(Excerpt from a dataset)
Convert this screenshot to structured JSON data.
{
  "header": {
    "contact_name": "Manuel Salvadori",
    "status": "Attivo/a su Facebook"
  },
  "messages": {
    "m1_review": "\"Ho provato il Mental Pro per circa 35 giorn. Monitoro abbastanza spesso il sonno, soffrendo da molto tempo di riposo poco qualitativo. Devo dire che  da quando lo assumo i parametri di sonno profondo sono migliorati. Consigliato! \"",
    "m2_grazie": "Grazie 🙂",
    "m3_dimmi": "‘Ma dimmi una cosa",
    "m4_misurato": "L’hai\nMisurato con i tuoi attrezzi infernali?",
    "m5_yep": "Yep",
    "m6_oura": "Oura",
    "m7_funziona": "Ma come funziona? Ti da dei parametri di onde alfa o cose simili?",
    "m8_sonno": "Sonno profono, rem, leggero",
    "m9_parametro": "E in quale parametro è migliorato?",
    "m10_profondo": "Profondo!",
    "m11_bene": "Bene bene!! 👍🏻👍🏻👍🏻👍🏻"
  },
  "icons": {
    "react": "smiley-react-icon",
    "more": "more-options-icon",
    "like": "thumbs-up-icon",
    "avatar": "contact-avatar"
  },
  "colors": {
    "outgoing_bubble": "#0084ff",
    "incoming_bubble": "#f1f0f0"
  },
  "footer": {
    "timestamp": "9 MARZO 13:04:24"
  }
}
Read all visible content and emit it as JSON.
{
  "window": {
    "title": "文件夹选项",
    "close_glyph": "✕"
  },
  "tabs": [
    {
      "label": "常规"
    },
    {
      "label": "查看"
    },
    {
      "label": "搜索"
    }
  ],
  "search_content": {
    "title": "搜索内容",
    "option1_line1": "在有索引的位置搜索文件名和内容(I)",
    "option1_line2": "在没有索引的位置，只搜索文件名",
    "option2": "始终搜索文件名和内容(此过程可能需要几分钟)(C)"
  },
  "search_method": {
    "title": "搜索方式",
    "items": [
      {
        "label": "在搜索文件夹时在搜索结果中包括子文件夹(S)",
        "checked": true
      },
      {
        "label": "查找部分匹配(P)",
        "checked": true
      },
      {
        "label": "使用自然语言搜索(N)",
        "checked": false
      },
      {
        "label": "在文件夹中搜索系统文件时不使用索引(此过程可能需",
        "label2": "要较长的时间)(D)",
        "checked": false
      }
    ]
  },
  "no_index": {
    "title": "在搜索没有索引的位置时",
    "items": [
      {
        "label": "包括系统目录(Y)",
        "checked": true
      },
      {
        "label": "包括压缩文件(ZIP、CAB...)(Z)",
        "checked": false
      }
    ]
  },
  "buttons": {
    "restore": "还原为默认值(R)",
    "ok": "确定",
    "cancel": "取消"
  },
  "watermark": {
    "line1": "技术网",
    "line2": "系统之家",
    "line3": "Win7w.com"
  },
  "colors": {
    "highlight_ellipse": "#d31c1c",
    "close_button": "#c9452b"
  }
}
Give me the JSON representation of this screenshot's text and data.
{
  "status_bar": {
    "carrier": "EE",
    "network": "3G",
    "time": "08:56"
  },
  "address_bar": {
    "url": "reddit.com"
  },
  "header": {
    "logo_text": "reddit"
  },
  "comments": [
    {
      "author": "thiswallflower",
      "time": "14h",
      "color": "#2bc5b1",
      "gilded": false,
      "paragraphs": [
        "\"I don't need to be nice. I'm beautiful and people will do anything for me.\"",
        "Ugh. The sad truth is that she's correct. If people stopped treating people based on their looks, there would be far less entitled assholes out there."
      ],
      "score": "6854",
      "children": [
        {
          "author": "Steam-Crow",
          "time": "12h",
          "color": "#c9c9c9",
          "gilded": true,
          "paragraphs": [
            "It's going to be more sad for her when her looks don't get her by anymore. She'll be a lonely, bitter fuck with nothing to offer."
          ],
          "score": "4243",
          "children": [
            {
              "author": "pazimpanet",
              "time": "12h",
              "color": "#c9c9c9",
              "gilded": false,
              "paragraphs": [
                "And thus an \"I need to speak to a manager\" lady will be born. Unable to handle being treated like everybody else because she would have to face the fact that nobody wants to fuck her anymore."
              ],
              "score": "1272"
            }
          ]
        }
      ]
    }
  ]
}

- **SET EXERCISE**
Give the records above again, word for word.

- **EXPECTED OUTPUT**
Convert this screenshot to structured JSON data.
{
  "header": {
    "contact_name": "Manuel Salvadori",
    "status": "Attivo/a su Facebook"
  },
  "messages": {
    "m1_review": "\"Ho provato il Mental Pro per circa 35 giorn. Monitoro abbastanza spesso il sonno, soffrendo da molto tempo di riposo poco qualitativo. Devo dire che  da quando lo assumo i parametri di sonno profondo sono migliorati. Consigliato! \"",
    "m2_grazie": "Grazie 🙂",
    "m3_dimmi": "‘Ma dimmi una cosa",
    "m4_misurato": "L’hai\nMisurato con i tuoi attrezzi infernali?",
    "m5_yep": "Yep",
    "m6_oura": "Oura",
    "m7_funziona": "Ma come funziona? Ti da dei parametri di onde alfa o cose simili?",
    "m8_sonno": "Sonno profono, rem, leggero",
    "m9_parametro": "E in quale parametro è migliorato?",
    "m10_profondo": "Profondo!",
    "m11_bene": "Bene bene!! 👍🏻👍🏻👍🏻👍🏻"
  },
  "icons": {
    "react": "smiley-react-icon",
    "more": "more-options-icon",
    "like": "thumbs-up-icon",
    "avatar": "contact-avatar"
  },
  "colors": {
    "outgoing_bubble": "#0084ff",
    "incoming_bubble": "#f1f0f0"
  },
  "footer": {
    "timestamp": "9 MARZO 13:04:24"
  }
}
Read all visible content and emit it as JSON.
{
  "window": {
    "title": "文件夹选项",
    "close_glyph": "✕"
  },
  "tabs": [
    {
      "label": "常规"
    },
    {
      "label": "查看"
    },
    {
      "label": "搜索"
    }
  ],
  "search_content": {
    "title": "搜索内容",
    "option1_line1": "在有索引的位置搜索文件名和内容(I)",
    "option1_line2": "在没有索引的位置，只搜索文件名",
    "option2": "始终搜索文件名和内容(此过程可能需要几分钟)(C)"
  },
  "search_method": {
    "title": "搜索方式",
    "items": [
      {
        "label": "在搜索文件夹时在搜索结果中包括子文件夹(S)",
        "checked": true
      },
      {
        "label": "查找部分匹配(P)",
        "checked": true
      },
      {
        "label": "使用自然语言搜索(N)",
        "checked": false
      },
      {
        "label": "在文件夹中搜索系统文件时不使用索引(此过程可能需",
        "label2": "要较长的时间)(D)",
        "checked": false
      }
    ]
  },
  "no_index": {
    "title": "在搜索没有索引的位置时",
    "items": [
      {
        "label": "包括系统目录(Y)",
        "checked": true
      },
      {
        "label": "包括压缩文件(ZIP、CAB...)(Z)",
        "checked": false
      }
    ]
  },
  "buttons": {
    "restore": "还原为默认值(R)",
    "ok": "确定",
    "cancel": "取消"
  },
  "watermark": {
    "line1": "技术网",
    "line2": "系统之家",
    "line3": "Win7w.com"
  },
  "colors": {
    "highlight_ellipse": "#d31c1c",
    "close_button": "#c9452b"
  }
}
Give me the JSON representation of this screenshot's text and data.
{
  "status_bar": {
    "carrier": "EE",
    "network": "3G",
    "time": "08:56"
  },
  "address_bar": {
    "url": "reddit.com"
  },
  "header": {
    "logo_text": "reddit"
  },
  "comments": [
    {
      "author": "thiswallflower",
      "time": "14h",
      "color": "#2bc5b1",
      "gilded": false,
      "paragraphs": [
        "\"I don't need to be nice. I'm beautiful and people will do anything for me.\"",
        "Ugh. The sad truth is that she's correct. If people stopped treating people based on their looks, there would be far less entitled assholes out there."
      ],
      "score": "6854",
      "children": [
        {
          "author": "Steam-Crow",
          "time": "12h",
          "color": "#c9c9c9",
          "gilded": true,
          "paragraphs": [
            "It's going to be more sad for her when her looks don't get her by anymore. She'll be a lonely, bitter fuck with nothing to offer."
          ],
          "score": "4243",
          "children": [
            {
              "author": "pazimpanet",
              "time": "12h",
              "color": "#c9c9c9",
              "gilded": false,
              "paragraphs": [
                "And thus an \"I need to speak to a manager\" lady will be born. Unable to handle being treated like everybody else because she would have to face the fact that nobody wants to fuck her anymore."
              ],
              "score": "1272"
            }
          ]
        }
      ]
    }
  ]
}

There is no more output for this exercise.